## THE TASK
Rewrite the lines below, replacing "menu-bullet-icon" with "list-bullet-icon" throughout and keeping everything else unchanged. Omit the pictures from your output.

## DATA SUPPLIED

--------------------------------

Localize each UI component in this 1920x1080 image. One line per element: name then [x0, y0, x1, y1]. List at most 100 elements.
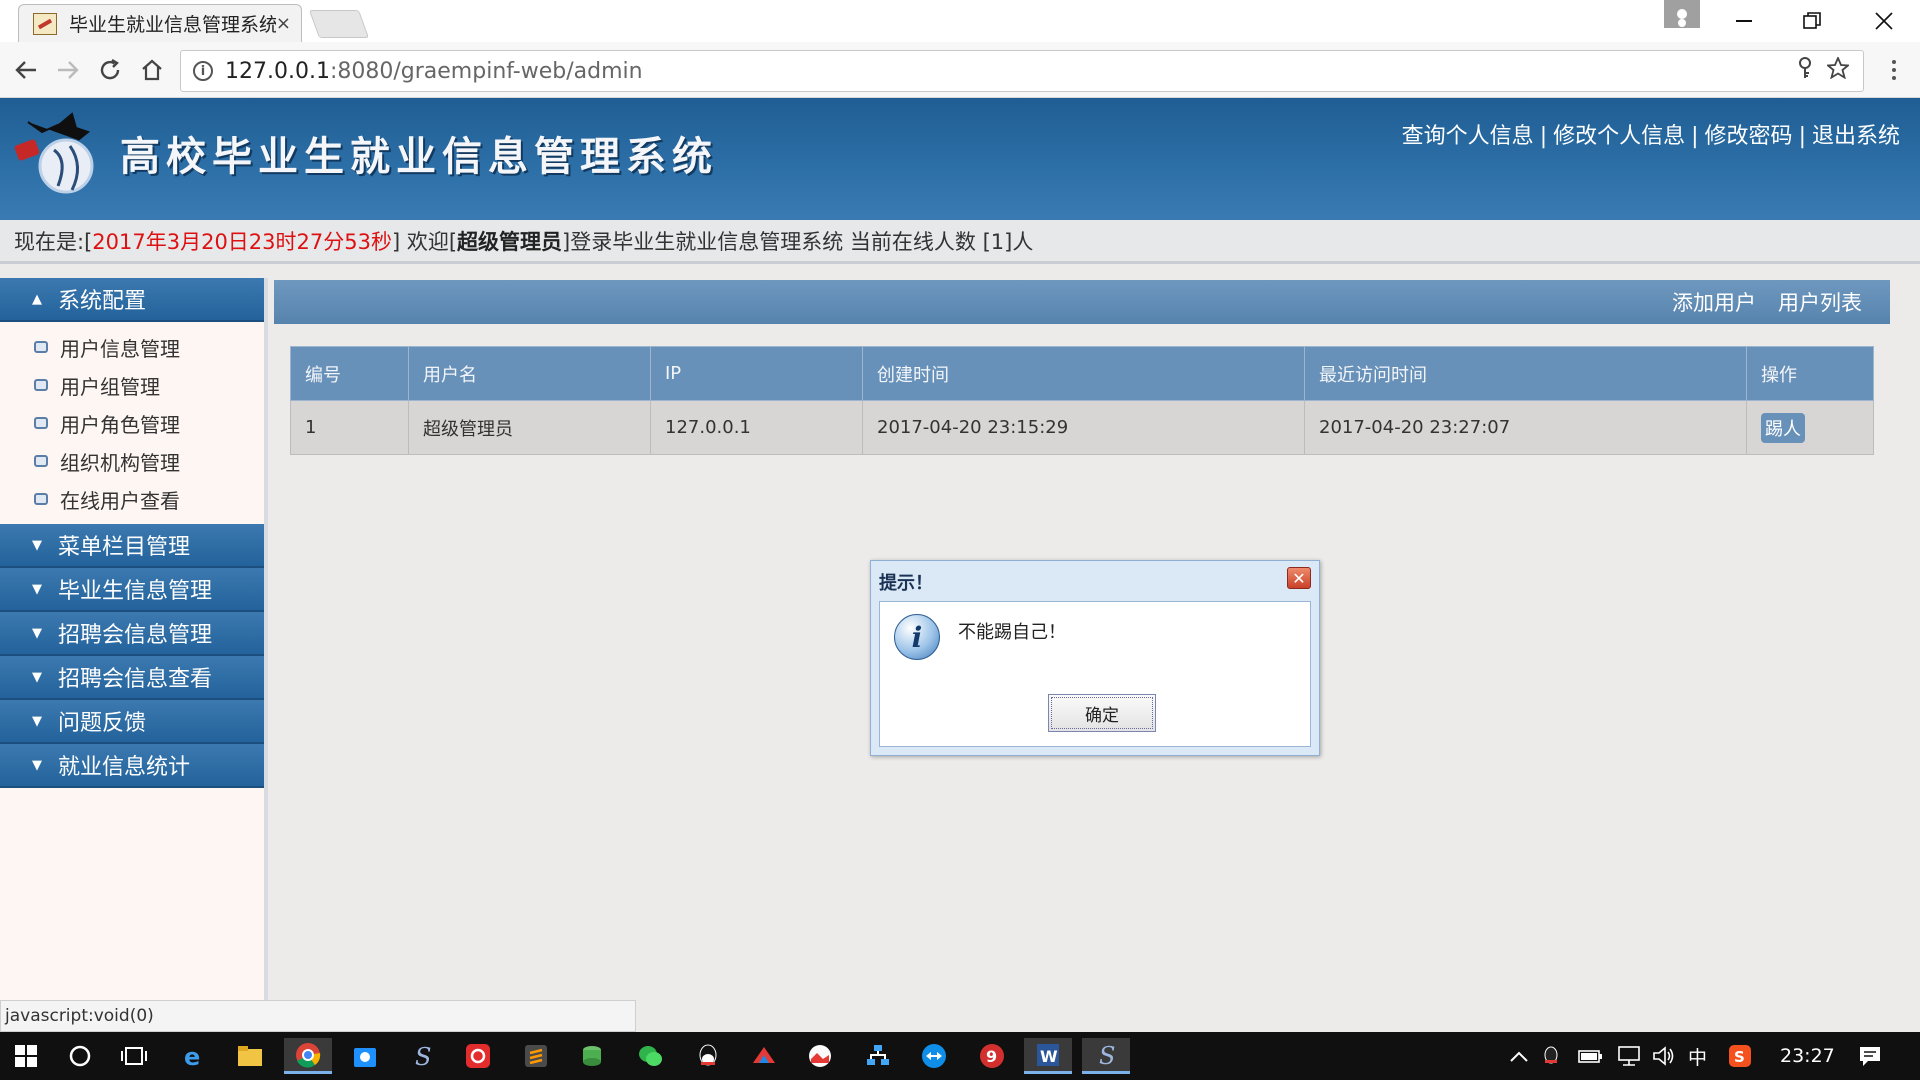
current-datetime: 2017年3月20日23时27分53秒 [92, 229, 392, 254]
red-app-icon[interactable]: 9 [974, 1038, 1010, 1074]
eclipse-window-icon[interactable]: S [1082, 1038, 1130, 1074]
sublime-app-icon[interactable] [518, 1038, 554, 1074]
back-button[interactable] [10, 54, 42, 86]
file-explorer-icon[interactable] [232, 1038, 268, 1074]
link-change-password[interactable]: 修改密码 [1705, 124, 1793, 149]
wechat-app-icon[interactable] [632, 1038, 668, 1074]
sidebar-section-employment-stats[interactable]: ▼ 就业信息统计 [0, 744, 264, 788]
dialog-ok-button[interactable]: 确定 [1048, 694, 1156, 732]
sidebar-section-job-fair-management[interactable]: ▼ 招聘会信息管理 [0, 612, 264, 656]
reload-button[interactable] [94, 54, 126, 86]
chevron-down-icon: ▼ [32, 713, 42, 729]
link-edit-profile[interactable]: 修改个人信息 [1553, 124, 1685, 149]
col-created: 创建时间 [862, 346, 1305, 401]
sidebar: ▲ 系统配置 用户信息管理 用户组管理 用户角色管理 组织机构管理 在线用户查看… [0, 278, 268, 1032]
university-logo-icon [14, 112, 94, 194]
sidebar-section-job-fair-view[interactable]: ▼ 招聘会信息查看 [0, 656, 264, 700]
address-url[interactable]: 127.0.0.1:8080/graempinf-web/admin [225, 59, 1797, 84]
clock-time[interactable]: 23:27 [1780, 1032, 1835, 1080]
window-close-button[interactable] [1852, 0, 1916, 42]
cell-action: 踢人 [1746, 400, 1874, 455]
svg-text:S: S [415, 1043, 431, 1069]
sidebar-item-organization[interactable]: 组织机构管理 [0, 442, 264, 480]
table-row: 1 超级管理员 127.0.0.1 2017-04-20 23:15:29 20… [290, 400, 1874, 455]
chevron-down-icon: ▼ [32, 581, 42, 597]
word-app-icon[interactable]: W [1024, 1038, 1072, 1074]
sidebar-section-system-config[interactable]: ▲ 系统配置 [0, 278, 264, 322]
menu-bullet-icon [34, 341, 48, 353]
teamviewer-icon[interactable] [916, 1038, 952, 1074]
link-view-profile[interactable]: 查询个人信息 [1402, 124, 1534, 149]
sidebar-submenu: 用户信息管理 用户组管理 用户角色管理 组织机构管理 在线用户查看 [0, 322, 264, 524]
qq-app-icon[interactable] [690, 1038, 726, 1074]
input-method-indicator[interactable]: 中 [1688, 1032, 1707, 1080]
address-bar[interactable]: i 127.0.0.1:8080/graempinf-web/admin [180, 50, 1864, 92]
browser-menu-icon[interactable] [1882, 54, 1906, 86]
task-view-button[interactable] [116, 1038, 152, 1074]
svg-text:e: e [184, 1043, 200, 1069]
sidebar-section-graduate-info[interactable]: ▼ 毕业生信息管理 [0, 568, 264, 612]
link-logout[interactable]: 退出系统 [1812, 124, 1900, 149]
network-icon[interactable] [1616, 1032, 1642, 1080]
windows-taskbar: e S 9 W S 中 S 23:27 [0, 1032, 1920, 1080]
database-app-icon[interactable] [574, 1038, 610, 1074]
tab-close-icon[interactable]: × [276, 13, 291, 34]
chrome-browser-icon[interactable] [284, 1038, 332, 1074]
link-status-tooltip: javascript:void(0) [0, 1000, 636, 1032]
dialog-body: i 不能踢自己！ 确定 [879, 601, 1311, 747]
battery-icon[interactable] [1578, 1032, 1604, 1080]
welcome-status-bar: 现在是:[2017年3月20日23时27分53秒] 欢迎[超级管理员]登录毕业生… [0, 220, 1920, 264]
sidebar-item-online-users[interactable]: 在线用户查看 [0, 480, 264, 518]
bookmark-star-icon[interactable] [1825, 55, 1851, 85]
volume-icon[interactable] [1652, 1032, 1676, 1080]
page-header: 高校毕业生就业信息管理系统 查询个人信息 | 修改个人信息 | 修改密码 | 退出系统 [0, 98, 1920, 220]
new-tab-button[interactable] [308, 10, 370, 38]
browser-tab[interactable]: 毕业生就业信息管理系统 × [18, 4, 302, 42]
arrow-left-icon [15, 61, 36, 79]
header-links: 查询个人信息 | 修改个人信息 | 修改密码 | 退出系统 [1401, 124, 1900, 149]
sidebar-section-menu-management[interactable]: ▼ 菜单栏目管理 [0, 524, 264, 568]
network-tool-icon[interactable] [860, 1038, 896, 1074]
chevron-up-icon: ▲ [32, 291, 42, 307]
col-action: 操作 [1746, 346, 1874, 401]
photo-viewer-icon[interactable] [802, 1038, 838, 1074]
sidebar-item-user-info[interactable]: 用户信息管理 [0, 328, 264, 366]
sidebar-item-user-group[interactable]: 用户组管理 [0, 366, 264, 404]
edge-browser-icon[interactable]: e [176, 1038, 212, 1074]
user-list-link[interactable]: 用户列表 [1778, 287, 1862, 317]
window-minimize-button[interactable] [1712, 0, 1776, 42]
paint-app-icon[interactable] [746, 1038, 782, 1074]
online-users-table: 编号 用户名 IP 创建时间 最近访问时间 操作 1 超级管理员 127.0.0… [290, 346, 1874, 455]
col-username: 用户名 [408, 346, 651, 401]
action-center-icon[interactable] [1858, 1032, 1882, 1080]
sogou-ime-icon[interactable]: S [1728, 1032, 1752, 1080]
dialog-close-icon[interactable]: ✕ [1287, 567, 1311, 589]
start-button[interactable] [8, 1038, 44, 1074]
show-hidden-icons-chevron-icon[interactable] [1510, 1032, 1528, 1080]
chevron-down-icon: ▼ [32, 625, 42, 641]
netease-music-icon[interactable] [460, 1038, 496, 1074]
eclipse-app-icon[interactable]: S [404, 1038, 440, 1074]
menu-bullet-icon [34, 417, 48, 429]
key-icon[interactable] [1797, 57, 1813, 85]
cell-last-visit: 2017-04-20 23:27:07 [1304, 400, 1747, 455]
chevron-down-icon: ▼ [32, 537, 42, 553]
window-restore-button[interactable] [1780, 0, 1844, 42]
action-bar: 添加用户 用户列表 [274, 280, 1890, 324]
home-button[interactable] [136, 54, 168, 86]
browser-toolbar: i 127.0.0.1:8080/graempinf-web/admin [0, 42, 1920, 98]
site-info-icon[interactable]: i [193, 61, 213, 81]
forward-button[interactable] [52, 54, 84, 86]
col-id: 编号 [290, 346, 409, 401]
menu-bullet-icon [34, 455, 48, 467]
windows-user-icon[interactable] [1664, 0, 1700, 28]
alert-dialog: 提示！ ✕ i 不能踢自己！ 确定 [870, 560, 1320, 756]
store-app-icon[interactable] [347, 1038, 383, 1074]
sidebar-section-feedback[interactable]: ▼ 问题反馈 [0, 700, 264, 744]
add-user-link[interactable]: 添加用户 [1672, 287, 1756, 317]
kick-user-button[interactable]: 踢人 [1761, 412, 1805, 443]
sidebar-item-user-role[interactable]: 用户角色管理 [0, 404, 264, 442]
menu-bullet-icon [34, 493, 48, 505]
cortana-button[interactable] [62, 1038, 98, 1074]
qq-tray-icon[interactable] [1542, 1032, 1560, 1080]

--------------------------------

## ANSWER TO THIS PROBLEM
Localize each UI component in this 1920x1080 image. One line per element: name then [x0, y0, x1, y1]. List at most 100 elements.
current-datetime: 2017年3月20日23时27分53秒 [92, 229, 392, 254]
red-app-icon[interactable]: 9 [974, 1038, 1010, 1074]
eclipse-window-icon[interactable]: S [1082, 1038, 1130, 1074]
sublime-app-icon[interactable] [518, 1038, 554, 1074]
back-button[interactable] [10, 54, 42, 86]
file-explorer-icon[interactable] [232, 1038, 268, 1074]
link-change-password[interactable]: 修改密码 [1705, 124, 1793, 149]
wechat-app-icon[interactable] [632, 1038, 668, 1074]
sidebar-section-employment-stats[interactable]: ▼ 就业信息统计 [0, 744, 264, 788]
dialog-ok-button[interactable]: 确定 [1048, 694, 1156, 732]
sidebar-section-job-fair-management[interactable]: ▼ 招聘会信息管理 [0, 612, 264, 656]
reload-button[interactable] [94, 54, 126, 86]
chevron-down-icon: ▼ [32, 713, 42, 729]
link-edit-profile[interactable]: 修改个人信息 [1553, 124, 1685, 149]
col-created: 创建时间 [862, 346, 1305, 401]
sidebar: ▲ 系统配置 用户信息管理 用户组管理 用户角色管理 组织机构管理 在线用户查看… [0, 278, 268, 1032]
university-logo-icon [14, 112, 94, 194]
sidebar-section-job-fair-view[interactable]: ▼ 招聘会信息查看 [0, 656, 264, 700]
address-url[interactable]: 127.0.0.1:8080/graempinf-web/admin [225, 59, 1797, 84]
clock-time[interactable]: 23:27 [1780, 1032, 1835, 1080]
window-close-button[interactable] [1852, 0, 1916, 42]
cell-action: 踢人 [1746, 400, 1874, 455]
svg-text:S: S [415, 1043, 431, 1069]
sidebar-item-organization[interactable]: 组织机构管理 [0, 442, 264, 480]
table-row: 1 超级管理员 127.0.0.1 2017-04-20 23:15:29 20… [290, 400, 1874, 455]
chevron-down-icon: ▼ [32, 581, 42, 597]
word-app-icon[interactable]: W [1024, 1038, 1072, 1074]
sidebar-section-system-config[interactable]: ▲ 系统配置 [0, 278, 264, 322]
list-bullet-icon [34, 341, 48, 353]
teamviewer-icon[interactable] [916, 1038, 952, 1074]
link-view-profile[interactable]: 查询个人信息 [1402, 124, 1534, 149]
sidebar-submenu: 用户信息管理 用户组管理 用户角色管理 组织机构管理 在线用户查看 [0, 322, 264, 524]
qq-app-icon[interactable] [690, 1038, 726, 1074]
input-method-indicator[interactable]: 中 [1688, 1032, 1707, 1080]
address-bar[interactable]: i 127.0.0.1:8080/graempinf-web/admin [180, 50, 1864, 92]
browser-menu-icon[interactable] [1882, 54, 1906, 86]
task-view-button[interactable] [116, 1038, 152, 1074]
svg-text:e: e [184, 1043, 200, 1069]
sidebar-section-graduate-info[interactable]: ▼ 毕业生信息管理 [0, 568, 264, 612]
link-logout[interactable]: 退出系统 [1812, 124, 1900, 149]
network-icon[interactable] [1616, 1032, 1642, 1080]
windows-taskbar: e S 9 W S 中 S 23:27 [0, 1032, 1920, 1080]
database-app-icon[interactable] [574, 1038, 610, 1074]
tab-close-icon[interactable]: × [276, 13, 291, 34]
chrome-browser-icon[interactable] [284, 1038, 332, 1074]
link-status-tooltip: javascript:void(0) [0, 1000, 636, 1032]
dialog-body: i 不能踢自己！ 确定 [879, 601, 1311, 747]
battery-icon[interactable] [1578, 1032, 1604, 1080]
welcome-status-bar: 现在是:[2017年3月20日23时27分53秒] 欢迎[超级管理员]登录毕业生… [0, 220, 1920, 264]
sidebar-item-online-users[interactable]: 在线用户查看 [0, 480, 264, 518]
bookmark-star-icon[interactable] [1825, 55, 1851, 85]
volume-icon[interactable] [1652, 1032, 1676, 1080]
page-header: 高校毕业生就业信息管理系统 查询个人信息 | 修改个人信息 | 修改密码 | 退出系统 [0, 98, 1920, 220]
new-tab-button[interactable] [308, 10, 370, 38]
browser-tab[interactable]: 毕业生就业信息管理系统 × [18, 4, 302, 42]
arrow-left-icon [15, 61, 36, 79]
header-links: 查询个人信息 | 修改个人信息 | 修改密码 | 退出系统 [1401, 124, 1900, 149]
sidebar-section-menu-management[interactable]: ▼ 菜单栏目管理 [0, 524, 264, 568]
network-tool-icon[interactable] [860, 1038, 896, 1074]
chevron-up-icon: ▲ [32, 291, 42, 307]
col-action: 操作 [1746, 346, 1874, 401]
photo-viewer-icon[interactable] [802, 1038, 838, 1074]
sidebar-item-user-info[interactable]: 用户信息管理 [0, 328, 264, 366]
sidebar-item-user-group[interactable]: 用户组管理 [0, 366, 264, 404]
edge-browser-icon[interactable]: e [176, 1038, 212, 1074]
user-list-link[interactable]: 用户列表 [1778, 287, 1862, 317]
window-minimize-button[interactable] [1712, 0, 1776, 42]
paint-app-icon[interactable] [746, 1038, 782, 1074]
online-users-table: 编号 用户名 IP 创建时间 最近访问时间 操作 1 超级管理员 127.0.0… [290, 346, 1874, 455]
col-username: 用户名 [408, 346, 651, 401]
action-center-icon[interactable] [1858, 1032, 1882, 1080]
sogou-ime-icon[interactable]: S [1728, 1032, 1752, 1080]
dialog-close-icon[interactable]: ✕ [1287, 567, 1311, 589]
start-button[interactable] [8, 1038, 44, 1074]
show-hidden-icons-chevron-icon[interactable] [1510, 1032, 1528, 1080]
chevron-down-icon: ▼ [32, 625, 42, 641]
netease-music-icon[interactable] [460, 1038, 496, 1074]
eclipse-app-icon[interactable]: S [404, 1038, 440, 1074]
list-bullet-icon [34, 417, 48, 429]
key-icon[interactable] [1797, 57, 1813, 85]
cell-last-visit: 2017-04-20 23:27:07 [1304, 400, 1747, 455]
chevron-down-icon: ▼ [32, 537, 42, 553]
window-restore-button[interactable] [1780, 0, 1844, 42]
action-bar: 添加用户 用户列表 [274, 280, 1890, 324]
home-button[interactable] [136, 54, 168, 86]
browser-toolbar: i 127.0.0.1:8080/graempinf-web/admin [0, 42, 1920, 98]
site-info-icon[interactable]: i [193, 61, 213, 81]
forward-button[interactable] [52, 54, 84, 86]
col-id: 编号 [290, 346, 409, 401]
list-bullet-icon [34, 455, 48, 467]
windows-user-icon[interactable] [1664, 0, 1700, 28]
alert-dialog: 提示！ ✕ i 不能踢自己！ 确定 [870, 560, 1320, 756]
store-app-icon[interactable] [347, 1038, 383, 1074]
sidebar-section-feedback[interactable]: ▼ 问题反馈 [0, 700, 264, 744]
add-user-link[interactable]: 添加用户 [1672, 287, 1756, 317]
kick-user-button[interactable]: 踢人 [1761, 412, 1805, 443]
sidebar-item-user-role[interactable]: 用户角色管理 [0, 404, 264, 442]
list-bullet-icon [34, 493, 48, 505]
cortana-button[interactable] [62, 1038, 98, 1074]
qq-tray-icon[interactable] [1542, 1032, 1560, 1080]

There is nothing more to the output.